Locate the word "distance" in the entries below, then gather every line that holds it.

-----

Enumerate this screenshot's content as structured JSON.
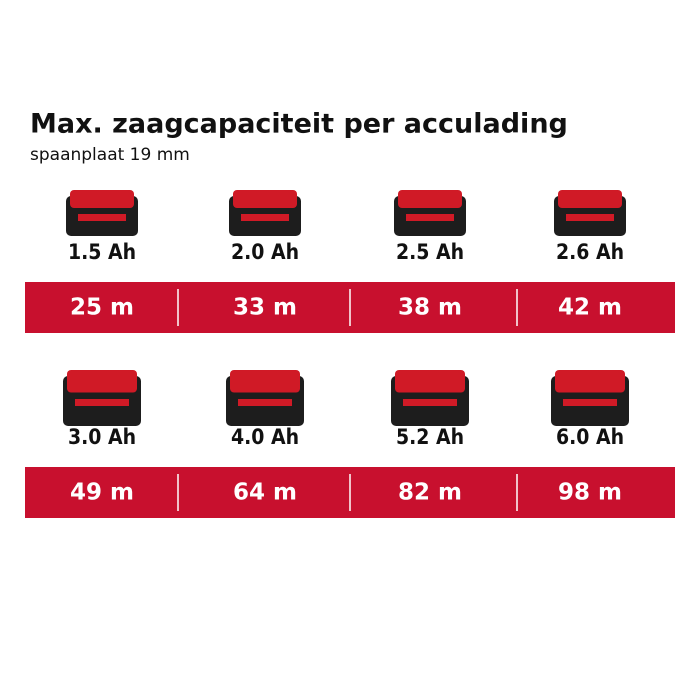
{
  "header": {
    "title": "Max. zaagcapaciteit per acculading",
    "subtitle": "spaanplaat 19 mm"
  },
  "rows": [
    {
      "items": [
        {
          "capacity": "1.5 Ah",
          "distance": "25 m"
        },
        {
          "capacity": "2.0 Ah",
          "distance": "33 m"
        },
        {
          "capacity": "2.5 Ah",
          "distance": "38 m"
        },
        {
          "capacity": "2.6 Ah",
          "distance": "42 m"
        }
      ]
    },
    {
      "items": [
        {
          "capacity": "3.0 Ah",
          "distance": "49 m"
        },
        {
          "capacity": "4.0 Ah",
          "distance": "64 m"
        },
        {
          "capacity": "5.2 Ah",
          "distance": "82 m"
        },
        {
          "capacity": "6.0 Ah",
          "distance": "98 m"
        }
      ]
    }
  ]
}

-----

Task output:
          "distance": "25 m"
          "distance": "33 m"
          "distance": "38 m"
          "distance": "42 m"
          "distance": "49 m"
          "distance": "64 m"
          "distance": "82 m"
          "distance": "98 m"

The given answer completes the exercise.